━━ Data for this task ━━

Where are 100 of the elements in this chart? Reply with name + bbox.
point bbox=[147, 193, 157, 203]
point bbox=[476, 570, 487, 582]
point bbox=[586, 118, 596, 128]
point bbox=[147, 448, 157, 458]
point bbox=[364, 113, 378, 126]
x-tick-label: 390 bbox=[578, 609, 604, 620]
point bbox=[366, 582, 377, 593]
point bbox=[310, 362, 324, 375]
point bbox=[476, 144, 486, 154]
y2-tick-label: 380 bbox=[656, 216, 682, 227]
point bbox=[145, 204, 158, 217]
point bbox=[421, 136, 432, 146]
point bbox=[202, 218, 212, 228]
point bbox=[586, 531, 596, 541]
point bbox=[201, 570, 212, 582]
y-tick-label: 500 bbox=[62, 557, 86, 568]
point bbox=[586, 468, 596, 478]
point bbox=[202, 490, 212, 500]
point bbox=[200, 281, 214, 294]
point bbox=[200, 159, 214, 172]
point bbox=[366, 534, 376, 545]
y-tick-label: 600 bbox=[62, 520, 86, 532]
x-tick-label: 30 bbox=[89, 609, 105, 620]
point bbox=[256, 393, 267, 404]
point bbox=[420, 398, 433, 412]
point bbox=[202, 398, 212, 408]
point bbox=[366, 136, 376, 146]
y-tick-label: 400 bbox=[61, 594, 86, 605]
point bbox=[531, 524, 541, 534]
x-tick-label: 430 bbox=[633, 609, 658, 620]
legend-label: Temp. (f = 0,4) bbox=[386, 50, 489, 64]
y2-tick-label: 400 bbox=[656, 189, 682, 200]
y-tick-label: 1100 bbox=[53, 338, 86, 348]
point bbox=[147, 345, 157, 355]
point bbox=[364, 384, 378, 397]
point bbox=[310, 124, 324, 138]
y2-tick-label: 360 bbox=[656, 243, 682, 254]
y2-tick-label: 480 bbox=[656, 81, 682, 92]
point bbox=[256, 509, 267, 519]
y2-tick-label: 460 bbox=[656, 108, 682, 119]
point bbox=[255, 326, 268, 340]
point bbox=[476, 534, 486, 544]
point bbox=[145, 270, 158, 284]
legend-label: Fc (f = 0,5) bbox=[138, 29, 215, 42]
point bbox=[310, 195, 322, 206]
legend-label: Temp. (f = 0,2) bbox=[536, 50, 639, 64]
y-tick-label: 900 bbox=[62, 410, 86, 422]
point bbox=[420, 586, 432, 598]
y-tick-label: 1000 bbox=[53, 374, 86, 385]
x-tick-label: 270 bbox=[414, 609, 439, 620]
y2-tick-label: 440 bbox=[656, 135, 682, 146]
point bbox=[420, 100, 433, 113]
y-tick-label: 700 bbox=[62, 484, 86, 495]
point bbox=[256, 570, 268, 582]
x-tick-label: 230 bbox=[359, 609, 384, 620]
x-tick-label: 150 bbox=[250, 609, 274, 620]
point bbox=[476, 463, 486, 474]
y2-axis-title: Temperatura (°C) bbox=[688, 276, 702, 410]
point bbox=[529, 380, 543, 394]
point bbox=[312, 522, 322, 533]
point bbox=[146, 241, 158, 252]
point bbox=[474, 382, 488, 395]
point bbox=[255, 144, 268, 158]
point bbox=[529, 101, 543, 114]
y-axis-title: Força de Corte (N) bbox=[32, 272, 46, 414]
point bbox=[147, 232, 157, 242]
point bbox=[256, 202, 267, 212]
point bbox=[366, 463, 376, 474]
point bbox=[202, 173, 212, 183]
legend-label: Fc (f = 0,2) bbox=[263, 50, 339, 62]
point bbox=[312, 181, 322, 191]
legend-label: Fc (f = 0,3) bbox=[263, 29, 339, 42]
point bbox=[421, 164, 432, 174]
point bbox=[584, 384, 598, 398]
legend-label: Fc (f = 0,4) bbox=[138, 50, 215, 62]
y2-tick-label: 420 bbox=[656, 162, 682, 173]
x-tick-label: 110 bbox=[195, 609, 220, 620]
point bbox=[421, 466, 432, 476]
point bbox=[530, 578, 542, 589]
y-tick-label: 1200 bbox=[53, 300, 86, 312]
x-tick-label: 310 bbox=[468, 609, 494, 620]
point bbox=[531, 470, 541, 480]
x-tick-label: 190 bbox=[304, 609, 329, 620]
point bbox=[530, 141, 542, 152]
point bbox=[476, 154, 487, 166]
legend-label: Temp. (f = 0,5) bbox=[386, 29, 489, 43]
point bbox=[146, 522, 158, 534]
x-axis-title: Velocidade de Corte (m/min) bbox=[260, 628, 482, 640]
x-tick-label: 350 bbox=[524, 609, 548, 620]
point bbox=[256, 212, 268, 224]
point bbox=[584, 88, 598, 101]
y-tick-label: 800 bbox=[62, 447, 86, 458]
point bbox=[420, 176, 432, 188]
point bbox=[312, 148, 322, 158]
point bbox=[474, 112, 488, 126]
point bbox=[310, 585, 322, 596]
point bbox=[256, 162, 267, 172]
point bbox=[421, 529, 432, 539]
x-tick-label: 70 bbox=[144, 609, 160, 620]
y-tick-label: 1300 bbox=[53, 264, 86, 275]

━━━

▸ **Your objective**
Which lines of the material above contain the string "title"? Select each of them and copy it in full.

▸ **Solution for this exercise**
y2-axis-title: Temperatura (°C) bbox=[688, 276, 702, 410]
y-axis-title: Força de Corte (N) bbox=[32, 272, 46, 414]
x-axis-title: Velocidade de Corte (m/min) bbox=[260, 628, 482, 640]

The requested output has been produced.